# EXERCISE AIM:
Reproduce the listing below exactly. Pictures do not belong in the copy.

# Saved data entries:
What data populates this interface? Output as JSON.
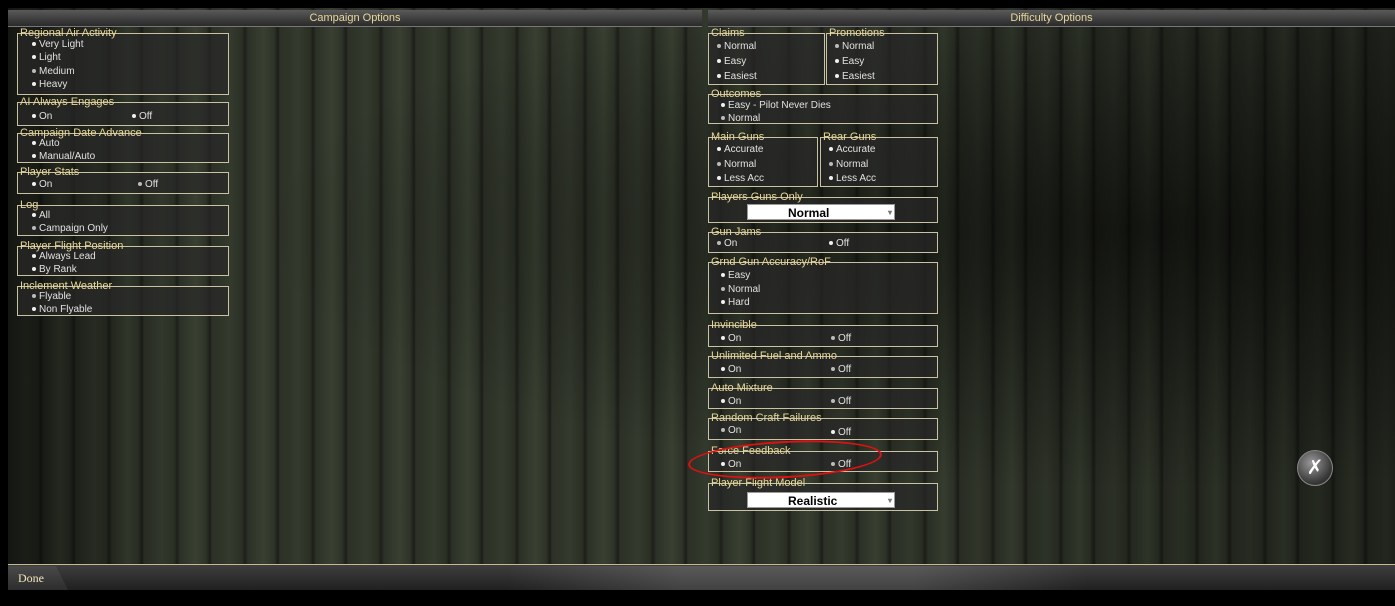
{
  "campaign_header": "Campaign Options",
  "difficulty_header": "Difficulty Options",
  "campaign": {
    "regional": {
      "title": "Regional Air Activity",
      "options": [
        "Very Light",
        "Light",
        "Medium",
        "Heavy"
      ]
    },
    "ai_engages": {
      "title": "AI Always Engages",
      "options": [
        "On",
        "Off"
      ]
    },
    "date_advance": {
      "title": "Campaign Date Advance",
      "options": [
        "Auto",
        "Manual/Auto"
      ]
    },
    "player_stats": {
      "title": "Player Stats",
      "options": [
        "On",
        "Off"
      ]
    },
    "log": {
      "title": "Log",
      "options": [
        "All",
        "Campaign Only"
      ]
    },
    "flight_position": {
      "title": "Player Flight Position",
      "options": [
        "Always Lead",
        "By Rank"
      ]
    },
    "weather": {
      "title": "Inclement Weather",
      "options": [
        "Flyable",
        "Non Flyable"
      ]
    }
  },
  "difficulty": {
    "claims": {
      "title": "Claims",
      "options": [
        "Normal",
        "Easy",
        "Easiest"
      ]
    },
    "promotions": {
      "title": "Promotions",
      "options": [
        "Normal",
        "Easy",
        "Easiest"
      ]
    },
    "outcomes": {
      "title": "Outcomes",
      "options": [
        "Easy - Pilot Never Dies",
        "Normal"
      ]
    },
    "main_guns": {
      "title": "Main Guns",
      "options": [
        "Accurate",
        "Normal",
        "Less Acc"
      ]
    },
    "rear_guns": {
      "title": "Rear Guns",
      "options": [
        "Accurate",
        "Normal",
        "Less Acc"
      ]
    },
    "players_guns_only": {
      "title": "Players Guns Only",
      "value": "Normal"
    },
    "gun_jams": {
      "title": "Gun Jams",
      "options": [
        "On",
        "Off"
      ]
    },
    "grnd_gun": {
      "title": "Grnd Gun Accuracy/RoF",
      "options": [
        "Easy",
        "Normal",
        "Hard"
      ]
    },
    "invincible": {
      "title": "Invincible",
      "options": [
        "On",
        "Off"
      ]
    },
    "unlimited": {
      "title": "Unlimited Fuel and Ammo",
      "options": [
        "On",
        "Off"
      ]
    },
    "auto_mixture": {
      "title": "Auto Mixture",
      "options": [
        "On",
        "Off"
      ]
    },
    "random_failures": {
      "title": "Random Craft Failures",
      "options": [
        "On",
        "Off"
      ]
    },
    "force_feedback": {
      "title": "Force Feedback",
      "options": [
        "On",
        "Off"
      ]
    },
    "flight_model": {
      "title": "Player Flight Model",
      "value": "Realistic"
    }
  },
  "footer": {
    "done_label": "Done"
  },
  "close_icon_glyph": "✗"
}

# CORRECT ANSWER:
What data populates this interface? Output as JSON.
{
  "campaign_header": "Campaign Options",
  "difficulty_header": "Difficulty Options",
  "campaign": {
    "regional": {
      "title": "Regional Air Activity",
      "options": [
        "Very Light",
        "Light",
        "Medium",
        "Heavy"
      ]
    },
    "ai_engages": {
      "title": "AI Always Engages",
      "options": [
        "On",
        "Off"
      ]
    },
    "date_advance": {
      "title": "Campaign Date Advance",
      "options": [
        "Auto",
        "Manual/Auto"
      ]
    },
    "player_stats": {
      "title": "Player Stats",
      "options": [
        "On",
        "Off"
      ]
    },
    "log": {
      "title": "Log",
      "options": [
        "All",
        "Campaign Only"
      ]
    },
    "flight_position": {
      "title": "Player Flight Position",
      "options": [
        "Always Lead",
        "By Rank"
      ]
    },
    "weather": {
      "title": "Inclement Weather",
      "options": [
        "Flyable",
        "Non Flyable"
      ]
    }
  },
  "difficulty": {
    "claims": {
      "title": "Claims",
      "options": [
        "Normal",
        "Easy",
        "Easiest"
      ]
    },
    "promotions": {
      "title": "Promotions",
      "options": [
        "Normal",
        "Easy",
        "Easiest"
      ]
    },
    "outcomes": {
      "title": "Outcomes",
      "options": [
        "Easy - Pilot Never Dies",
        "Normal"
      ]
    },
    "main_guns": {
      "title": "Main Guns",
      "options": [
        "Accurate",
        "Normal",
        "Less Acc"
      ]
    },
    "rear_guns": {
      "title": "Rear Guns",
      "options": [
        "Accurate",
        "Normal",
        "Less Acc"
      ]
    },
    "players_guns_only": {
      "title": "Players Guns Only",
      "value": "Normal"
    },
    "gun_jams": {
      "title": "Gun Jams",
      "options": [
        "On",
        "Off"
      ]
    },
    "grnd_gun": {
      "title": "Grnd Gun Accuracy/RoF",
      "options": [
        "Easy",
        "Normal",
        "Hard"
      ]
    },
    "invincible": {
      "title": "Invincible",
      "options": [
        "On",
        "Off"
      ]
    },
    "unlimited": {
      "title": "Unlimited Fuel and Ammo",
      "options": [
        "On",
        "Off"
      ]
    },
    "auto_mixture": {
      "title": "Auto Mixture",
      "options": [
        "On",
        "Off"
      ]
    },
    "random_failures": {
      "title": "Random Craft Failures",
      "options": [
        "On",
        "Off"
      ]
    },
    "force_feedback": {
      "title": "Force Feedback",
      "options": [
        "On",
        "Off"
      ]
    },
    "flight_model": {
      "title": "Player Flight Model",
      "value": "Realistic"
    }
  },
  "footer": {
    "done_label": "Done"
  },
  "close_icon_glyph": "✗"
}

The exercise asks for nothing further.